Entries with figure data ::

================================

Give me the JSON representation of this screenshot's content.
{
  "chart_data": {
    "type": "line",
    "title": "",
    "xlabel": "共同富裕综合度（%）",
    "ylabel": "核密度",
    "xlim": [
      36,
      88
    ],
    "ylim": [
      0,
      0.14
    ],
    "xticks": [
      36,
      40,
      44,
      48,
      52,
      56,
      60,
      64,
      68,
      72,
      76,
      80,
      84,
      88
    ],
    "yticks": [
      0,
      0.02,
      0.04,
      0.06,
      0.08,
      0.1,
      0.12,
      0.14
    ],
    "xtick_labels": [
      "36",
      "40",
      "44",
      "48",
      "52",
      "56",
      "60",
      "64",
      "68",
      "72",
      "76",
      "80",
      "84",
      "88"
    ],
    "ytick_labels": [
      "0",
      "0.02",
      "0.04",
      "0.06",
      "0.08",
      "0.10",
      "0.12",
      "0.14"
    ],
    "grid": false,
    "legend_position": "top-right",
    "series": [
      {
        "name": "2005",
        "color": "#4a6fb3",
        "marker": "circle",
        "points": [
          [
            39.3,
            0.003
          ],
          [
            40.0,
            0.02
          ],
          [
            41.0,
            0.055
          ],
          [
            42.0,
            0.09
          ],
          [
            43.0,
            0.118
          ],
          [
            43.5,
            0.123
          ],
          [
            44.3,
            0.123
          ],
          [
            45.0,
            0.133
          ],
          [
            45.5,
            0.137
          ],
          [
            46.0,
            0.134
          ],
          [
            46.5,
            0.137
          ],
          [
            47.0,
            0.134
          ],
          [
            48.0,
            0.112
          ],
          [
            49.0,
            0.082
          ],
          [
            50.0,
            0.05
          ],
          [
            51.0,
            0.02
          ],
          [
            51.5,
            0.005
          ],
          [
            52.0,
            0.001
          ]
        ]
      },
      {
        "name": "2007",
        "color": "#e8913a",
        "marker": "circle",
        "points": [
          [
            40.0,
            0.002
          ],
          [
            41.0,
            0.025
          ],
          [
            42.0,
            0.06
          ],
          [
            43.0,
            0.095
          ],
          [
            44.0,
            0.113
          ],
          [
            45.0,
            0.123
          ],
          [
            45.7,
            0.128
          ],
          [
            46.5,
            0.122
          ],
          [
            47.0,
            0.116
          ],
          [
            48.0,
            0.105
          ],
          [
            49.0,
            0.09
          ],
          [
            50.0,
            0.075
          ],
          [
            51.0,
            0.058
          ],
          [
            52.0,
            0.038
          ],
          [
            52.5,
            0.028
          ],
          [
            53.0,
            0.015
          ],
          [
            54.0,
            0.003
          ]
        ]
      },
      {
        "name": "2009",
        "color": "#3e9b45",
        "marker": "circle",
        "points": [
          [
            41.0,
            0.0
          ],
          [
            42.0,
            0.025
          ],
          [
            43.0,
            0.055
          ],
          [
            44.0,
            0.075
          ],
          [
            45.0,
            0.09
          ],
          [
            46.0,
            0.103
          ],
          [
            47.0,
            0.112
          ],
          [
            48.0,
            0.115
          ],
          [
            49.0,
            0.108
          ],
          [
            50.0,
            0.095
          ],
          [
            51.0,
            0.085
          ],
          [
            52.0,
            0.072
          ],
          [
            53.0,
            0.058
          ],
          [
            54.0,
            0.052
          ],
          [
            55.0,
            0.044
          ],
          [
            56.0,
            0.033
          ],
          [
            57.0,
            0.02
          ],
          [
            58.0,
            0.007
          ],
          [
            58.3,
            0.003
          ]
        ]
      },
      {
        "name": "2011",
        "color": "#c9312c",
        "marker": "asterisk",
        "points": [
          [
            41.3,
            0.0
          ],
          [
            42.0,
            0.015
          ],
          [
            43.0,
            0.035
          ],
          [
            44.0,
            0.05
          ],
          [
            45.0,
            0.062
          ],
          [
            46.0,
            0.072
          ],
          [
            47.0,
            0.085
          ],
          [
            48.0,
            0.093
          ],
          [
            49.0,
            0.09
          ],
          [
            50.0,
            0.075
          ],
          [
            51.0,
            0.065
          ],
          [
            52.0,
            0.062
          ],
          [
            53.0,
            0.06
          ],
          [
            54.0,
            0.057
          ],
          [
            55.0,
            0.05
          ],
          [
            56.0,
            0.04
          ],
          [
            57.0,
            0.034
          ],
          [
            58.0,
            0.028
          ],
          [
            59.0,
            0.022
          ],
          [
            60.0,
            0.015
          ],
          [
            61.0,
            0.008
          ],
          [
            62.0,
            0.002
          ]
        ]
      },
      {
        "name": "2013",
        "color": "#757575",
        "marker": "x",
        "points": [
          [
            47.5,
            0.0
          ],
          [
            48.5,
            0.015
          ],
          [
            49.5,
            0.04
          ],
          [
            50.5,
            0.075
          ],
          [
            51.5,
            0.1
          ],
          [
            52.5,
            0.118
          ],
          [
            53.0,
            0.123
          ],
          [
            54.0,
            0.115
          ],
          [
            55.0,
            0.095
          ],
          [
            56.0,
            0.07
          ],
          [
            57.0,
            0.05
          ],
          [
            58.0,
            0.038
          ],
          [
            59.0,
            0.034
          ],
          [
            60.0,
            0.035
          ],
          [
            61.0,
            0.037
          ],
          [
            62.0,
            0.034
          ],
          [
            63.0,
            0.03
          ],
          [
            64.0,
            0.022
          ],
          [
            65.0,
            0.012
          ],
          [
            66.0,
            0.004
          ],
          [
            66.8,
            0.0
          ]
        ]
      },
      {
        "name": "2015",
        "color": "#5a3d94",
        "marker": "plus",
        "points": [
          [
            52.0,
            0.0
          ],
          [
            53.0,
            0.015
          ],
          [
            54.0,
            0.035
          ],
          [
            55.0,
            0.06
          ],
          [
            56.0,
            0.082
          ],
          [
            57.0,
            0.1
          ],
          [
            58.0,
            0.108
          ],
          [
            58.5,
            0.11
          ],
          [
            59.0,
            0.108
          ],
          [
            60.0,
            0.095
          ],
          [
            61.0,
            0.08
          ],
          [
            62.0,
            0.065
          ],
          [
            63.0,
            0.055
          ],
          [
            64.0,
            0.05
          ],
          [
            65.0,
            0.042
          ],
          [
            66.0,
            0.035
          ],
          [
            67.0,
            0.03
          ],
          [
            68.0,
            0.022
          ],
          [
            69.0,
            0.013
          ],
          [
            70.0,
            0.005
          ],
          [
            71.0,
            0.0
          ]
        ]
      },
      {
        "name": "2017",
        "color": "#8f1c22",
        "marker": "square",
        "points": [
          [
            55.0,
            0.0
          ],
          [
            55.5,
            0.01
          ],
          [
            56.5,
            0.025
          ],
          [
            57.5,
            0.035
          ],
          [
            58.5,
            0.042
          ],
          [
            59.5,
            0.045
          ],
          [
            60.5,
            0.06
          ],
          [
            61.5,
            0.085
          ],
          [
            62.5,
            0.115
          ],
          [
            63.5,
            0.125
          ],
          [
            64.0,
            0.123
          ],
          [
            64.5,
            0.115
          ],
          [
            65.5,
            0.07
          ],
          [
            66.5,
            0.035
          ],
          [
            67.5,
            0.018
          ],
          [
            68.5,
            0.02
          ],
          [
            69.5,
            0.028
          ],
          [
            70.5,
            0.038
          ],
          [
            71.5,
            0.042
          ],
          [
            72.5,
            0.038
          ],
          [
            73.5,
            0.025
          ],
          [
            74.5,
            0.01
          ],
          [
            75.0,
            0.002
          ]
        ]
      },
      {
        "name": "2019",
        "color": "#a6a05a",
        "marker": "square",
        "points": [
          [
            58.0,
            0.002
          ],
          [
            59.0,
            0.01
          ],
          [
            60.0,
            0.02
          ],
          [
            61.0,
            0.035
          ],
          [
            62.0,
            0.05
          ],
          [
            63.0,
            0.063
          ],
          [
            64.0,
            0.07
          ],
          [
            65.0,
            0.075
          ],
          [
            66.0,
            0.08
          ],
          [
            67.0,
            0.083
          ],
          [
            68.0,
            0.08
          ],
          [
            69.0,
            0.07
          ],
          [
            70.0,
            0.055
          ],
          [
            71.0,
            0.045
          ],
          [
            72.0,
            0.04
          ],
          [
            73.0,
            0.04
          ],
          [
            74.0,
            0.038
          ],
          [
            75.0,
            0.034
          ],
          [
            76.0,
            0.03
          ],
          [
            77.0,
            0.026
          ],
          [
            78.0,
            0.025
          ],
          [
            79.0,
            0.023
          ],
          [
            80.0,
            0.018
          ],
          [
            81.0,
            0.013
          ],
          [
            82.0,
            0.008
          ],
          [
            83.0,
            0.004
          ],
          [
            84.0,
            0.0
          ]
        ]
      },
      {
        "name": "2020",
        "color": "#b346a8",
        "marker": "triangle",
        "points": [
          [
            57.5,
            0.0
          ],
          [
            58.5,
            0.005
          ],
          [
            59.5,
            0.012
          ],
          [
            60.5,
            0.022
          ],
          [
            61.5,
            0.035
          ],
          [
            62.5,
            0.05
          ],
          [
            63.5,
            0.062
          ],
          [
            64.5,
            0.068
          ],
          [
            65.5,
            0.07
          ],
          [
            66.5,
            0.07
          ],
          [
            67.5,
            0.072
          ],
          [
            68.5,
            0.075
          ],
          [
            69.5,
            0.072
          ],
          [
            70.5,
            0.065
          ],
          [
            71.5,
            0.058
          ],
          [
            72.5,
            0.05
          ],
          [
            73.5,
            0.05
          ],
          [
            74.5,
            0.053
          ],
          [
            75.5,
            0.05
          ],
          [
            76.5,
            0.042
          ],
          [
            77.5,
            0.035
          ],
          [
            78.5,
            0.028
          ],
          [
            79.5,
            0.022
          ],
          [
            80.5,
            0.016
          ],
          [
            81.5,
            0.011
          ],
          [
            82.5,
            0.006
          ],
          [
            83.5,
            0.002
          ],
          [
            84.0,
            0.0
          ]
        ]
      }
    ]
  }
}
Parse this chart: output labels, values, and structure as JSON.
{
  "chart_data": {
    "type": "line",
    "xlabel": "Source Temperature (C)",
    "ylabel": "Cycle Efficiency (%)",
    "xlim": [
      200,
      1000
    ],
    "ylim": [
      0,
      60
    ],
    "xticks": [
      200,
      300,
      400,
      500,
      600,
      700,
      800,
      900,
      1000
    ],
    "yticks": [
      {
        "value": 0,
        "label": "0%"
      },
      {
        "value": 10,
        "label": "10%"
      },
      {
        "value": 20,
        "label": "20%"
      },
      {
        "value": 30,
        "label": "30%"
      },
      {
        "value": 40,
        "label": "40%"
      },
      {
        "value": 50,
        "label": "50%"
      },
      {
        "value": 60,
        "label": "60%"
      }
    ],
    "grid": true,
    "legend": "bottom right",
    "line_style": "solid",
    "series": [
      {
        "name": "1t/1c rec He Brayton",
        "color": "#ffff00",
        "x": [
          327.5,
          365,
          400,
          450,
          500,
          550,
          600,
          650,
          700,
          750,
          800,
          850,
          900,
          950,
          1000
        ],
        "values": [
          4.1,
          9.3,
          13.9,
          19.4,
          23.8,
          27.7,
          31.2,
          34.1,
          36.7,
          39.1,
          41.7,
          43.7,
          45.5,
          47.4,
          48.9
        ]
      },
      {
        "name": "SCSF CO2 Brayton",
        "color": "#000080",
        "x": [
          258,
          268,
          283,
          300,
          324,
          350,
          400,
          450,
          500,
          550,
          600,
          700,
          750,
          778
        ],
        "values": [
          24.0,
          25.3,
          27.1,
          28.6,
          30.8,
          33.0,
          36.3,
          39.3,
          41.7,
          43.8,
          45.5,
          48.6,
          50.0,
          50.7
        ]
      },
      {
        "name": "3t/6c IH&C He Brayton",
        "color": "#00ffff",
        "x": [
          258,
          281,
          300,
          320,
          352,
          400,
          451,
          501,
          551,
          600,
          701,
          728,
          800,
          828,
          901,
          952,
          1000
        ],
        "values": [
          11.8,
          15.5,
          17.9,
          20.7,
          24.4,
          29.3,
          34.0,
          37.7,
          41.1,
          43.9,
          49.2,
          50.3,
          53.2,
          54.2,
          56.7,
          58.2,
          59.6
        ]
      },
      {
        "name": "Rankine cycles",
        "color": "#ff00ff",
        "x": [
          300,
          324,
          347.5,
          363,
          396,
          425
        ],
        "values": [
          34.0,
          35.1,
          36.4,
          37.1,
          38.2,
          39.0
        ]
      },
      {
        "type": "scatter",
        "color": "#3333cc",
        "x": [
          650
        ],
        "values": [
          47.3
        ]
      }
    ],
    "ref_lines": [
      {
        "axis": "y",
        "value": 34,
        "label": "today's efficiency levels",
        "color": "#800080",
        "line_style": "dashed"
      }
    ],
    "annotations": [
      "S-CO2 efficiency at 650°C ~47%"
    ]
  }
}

================================

WHAT THE EXERCISE ASKS :: Looking at the records above, tally the lines holding "xlabel" and reply with that number only.

FINAL RESULT :: 2